[Instruções do exercício]:
[1] Responda com base no texto sobre a crise econômica:
(a) A quais problemas do povo o terceiro projeto, de cunho popular, daria solução principalmente?
(b) Com que política a crise na Europa está relacionada?
(c) Por meio de quais políticas o governo Obama procura resolver a crise dos Estados Unidos?
[2] Prossiga o texto sobre a crise econômica a partir da última frase apresentada.

[Texto de origem]:
Marginalmente a esses dois projetos de caráter capitalista haveria um terceiro, de cunho popular, que objetivaria reorganizar a economia de cada país no sentido de dar solução aos problemas do povo, principalmente os relacionados à fome e à falta de terra, trabalho, moradia e educação. A primeira lacuna dessa análise reside no fato de que as conjunturas dos países centrais – Estados Unidos e Europa Ocidental – são diferentes das conjunturas dos países africanos, asiáticos e latino-americanos. Além disso, a conjuntura de cada um dos países desses blocos difere em muitos aspectos.

 

Por exemplo, a crise norte-americana tem raízes profundas na crescente desindustrialização da sua economia, na desregulamentação quase completa do seu sistema financeiro especulativo, no monstruoso déficit fiscal do seu Estado, em grande parte decorrente das despesas em armamentos e guerras, e na crescente incapacidade da sua população em manter o emprego e a capacidade de consumo. A crise na Europa está relacionada com a política alemã, e em parte francesa, de manter suas indústrias à custa da desindustrialização dos demais países europeus, cujas sociedades passaram a funcionar à custa de transferências financeiras, aparentemente como doações, que causaram grandes rombos fiscais nos Estados. Enquanto o governo Obama procura resolver a crise dos Estados Unidos através de políticas de incentivo industrial e de tributação das grandes fortunas, políticas emparedadas pelo Congresso, o governo alemão está forçando os países europeus quebrados a aplicarem arrochos neoliberais. Do ponto de vista político, a reação conservadora à crise nos Estados Unidos e na Europa continua se fortalecendo, inclusive com o surgimento de correntes ultradireitistas, enquanto a reação popular ainda parece não ter objetivos nem direção política claros.

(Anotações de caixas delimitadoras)
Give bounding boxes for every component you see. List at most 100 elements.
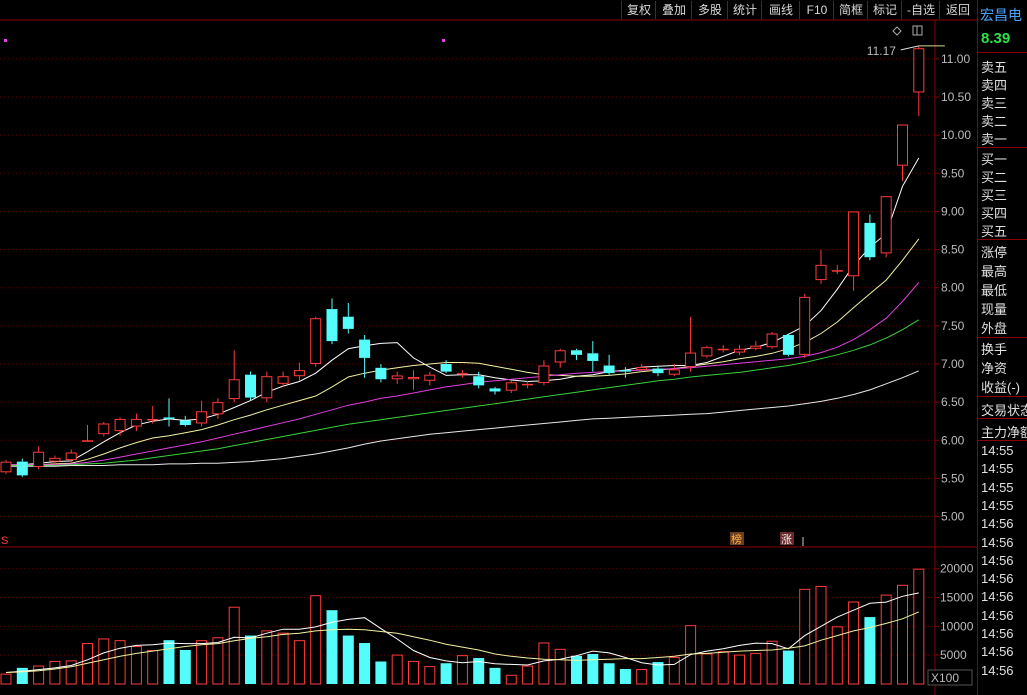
- candle: [293, 362, 305, 381]
- price-tick-label: 7.50: [941, 319, 965, 333]
- price-tick-label: 10.00: [941, 128, 971, 142]
- candle: [147, 405, 159, 424]
- candle-body: [424, 374, 436, 381]
- toolbar-fanhui-button[interactable]: 返回: [939, 1, 976, 19]
- tick-time: 14:56: [981, 626, 1014, 641]
- candle-body: [668, 369, 680, 375]
- volume-bar: [668, 656, 680, 685]
- candle: [473, 371, 485, 389]
- ma-line-ma30: [6, 319, 920, 466]
- toolbar-jiankuang-button[interactable]: 简框: [833, 1, 868, 19]
- toolbar-f10-button[interactable]: F10: [799, 1, 834, 19]
- volume-bar: [505, 674, 517, 685]
- candle-body: [831, 270, 843, 272]
- kline-chart[interactable]: 11.17 11.00 10.50 10.00 9.50 9.00 8.50 8.00 7.5…: [0, 0, 977, 695]
- toolbar-diejia-button[interactable]: 叠加: [655, 1, 692, 19]
- volume-tick-label: 20000: [940, 562, 974, 576]
- bid-label: 买五: [981, 224, 1008, 239]
- toolbar-biaoji-button[interactable]: 标记: [867, 1, 902, 19]
- candle-body: [375, 367, 387, 380]
- volume-bar: [98, 638, 110, 685]
- candle-body: [33, 451, 45, 467]
- bang-marker-bg: [730, 532, 744, 545]
- quote-panel: 宏昌电 8.39 卖五 卖四 卖三 卖二 卖一 买一 买二 买三 买四 买五 涨停 最高 最低 现量 外盘换…: [977, 0, 1027, 695]
- candle: [33, 446, 45, 470]
- price-axis: 11.00 10.50 10.00 9.50 9.00 8.50 8.00 7.50 7.00 6…: [935, 52, 971, 524]
- stock-name[interactable]: 宏昌电: [980, 7, 1022, 23]
- candle: [538, 360, 550, 386]
- diamond-icon: [892, 26, 902, 36]
- ma-line-ma5: [5, 157, 920, 466]
- candle-body: [701, 347, 713, 357]
- candle-body: [505, 382, 517, 391]
- volume-bar: [880, 594, 892, 685]
- tick-time: 14:56: [981, 534, 1014, 550]
- panel-divider: [978, 337, 1027, 338]
- panel-divider: [978, 440, 1027, 441]
- chart-toolbar: 复权 叠加 多股 统计 画线 F10 简框 标记 -自选 返回: [0, 0, 975, 20]
- candle-body: [245, 374, 256, 398]
- tick-time: 14:56: [981, 644, 1014, 660]
- tick-time: 14:55: [981, 479, 1014, 495]
- candle-body: [359, 339, 371, 358]
- volume-bar: [326, 610, 338, 684]
- price-tick-label: 9.00: [941, 204, 965, 218]
- stat-label: 最低: [981, 283, 1008, 298]
- candle: [587, 341, 599, 372]
- toolbar-huaxian-button[interactable]: 画线: [761, 1, 800, 19]
- stat-label: 涨停: [981, 245, 1008, 260]
- volume-bar: [473, 658, 485, 684]
- price-tick-label: 9.50: [941, 166, 965, 180]
- candle: [375, 364, 387, 383]
- volume-bar: [864, 617, 876, 684]
- price-tick-label: 11.00: [941, 52, 970, 66]
- candle-body: [440, 364, 452, 372]
- main-fund-label: 主力净额: [981, 425, 1027, 440]
- candle-body: [0, 461, 12, 473]
- candle: [98, 421, 110, 437]
- toolbar-zixuan-button[interactable]: -自选: [901, 1, 940, 19]
- volume-bar: [342, 635, 354, 684]
- volume-bar: [375, 661, 387, 684]
- zhang-marker-bg: [780, 532, 794, 545]
- tick-time: 14:55: [981, 461, 1014, 477]
- candle: [799, 293, 811, 358]
- volume-bar: [261, 630, 273, 685]
- candle: [408, 370, 419, 390]
- candle-body: [603, 365, 615, 374]
- candle: [897, 124, 908, 181]
- candle: [196, 400, 208, 427]
- panel-divider: [978, 396, 1027, 397]
- tick-time: 14:56: [981, 589, 1014, 605]
- volume-bar: [179, 649, 191, 684]
- candle-body: [342, 316, 354, 329]
- candle: [522, 380, 534, 389]
- candle: [750, 341, 762, 351]
- bid-label: 买一: [981, 152, 1008, 167]
- candle: [554, 348, 566, 368]
- ask-label: 卖二: [981, 114, 1008, 129]
- ask-label: 卖四: [981, 78, 1008, 93]
- candle-body: [147, 418, 159, 421]
- candle: [864, 214, 876, 261]
- volume-bar: [636, 669, 648, 685]
- candle-body: [212, 402, 224, 415]
- candle: [277, 371, 289, 387]
- volume-bar: [359, 643, 371, 684]
- volume-bar: [489, 667, 501, 684]
- toolbar-fuquan-button[interactable]: 复权: [621, 1, 656, 19]
- volume-bar: [245, 635, 256, 684]
- candle: [179, 415, 191, 427]
- candle-body: [782, 335, 794, 355]
- stat-label: 现量: [981, 302, 1008, 317]
- candle-body: [16, 461, 28, 476]
- magenta-marker-icon: [4, 39, 7, 42]
- candle: [326, 298, 338, 345]
- volume-bar: [717, 651, 729, 685]
- toolbar-duogu-button[interactable]: 多股: [691, 1, 728, 19]
- candle: [65, 449, 77, 464]
- candle: [261, 371, 273, 403]
- candle-body: [277, 376, 289, 384]
- stat-label: 收益(-): [981, 380, 1020, 395]
- toolbar-tongji-button[interactable]: 统计: [727, 1, 762, 19]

[Respostas por tarefa]:
[1]
(a) Aos relacionados à fome e à falta de terra, trabalho, moradia e educação.
(b) Com a política alemã, e em parte francesa, de manter suas indústrias à custa da desindustrialização dos demais países europeus.
(c) Por meio de políticas de incentivo industrial e de tributação das grandes fortunas.

[2]
 

As conjunturas de cada país latino-americano também diferem. Venezuela, Colômbia, Equador, Peru, Bolívia, Paraguai e Chile, que nunca conseguiram desenvolver uma indústria própria de porte e, em vários casos, nem mesmo uma agricultura moderna, embora possuam grandes reservas de recursos naturais, se veem às voltas com a necessidade de se industrializarem, até mesmo para explorar melhor alguns desses recursos, além de enfrentarem classes dominantes muito reacionárias. A Argentina e o Brasil, que já tiveram uma indústria desenvolvida, praticamente quebrada pelo período neoliberal, se encontram diante da necessidade de reconstruir suas indústrias nacionais, tendo como eixo a nova revolução científica e tecnológica e o fato de que a maior parte do parque industrial, que restou da destruição neoliberal, se encontra monopolizada por corporações transnacionais. E ambos também enfrentam a crescente concentração agrária, voltada para o mercado internacional, paralelamente a um constante processo de expropriação das economias agrícolas familiares, responsáveis pela produção para o mercado interno e, portanto, pela seguridade alimentar de suas sociedades.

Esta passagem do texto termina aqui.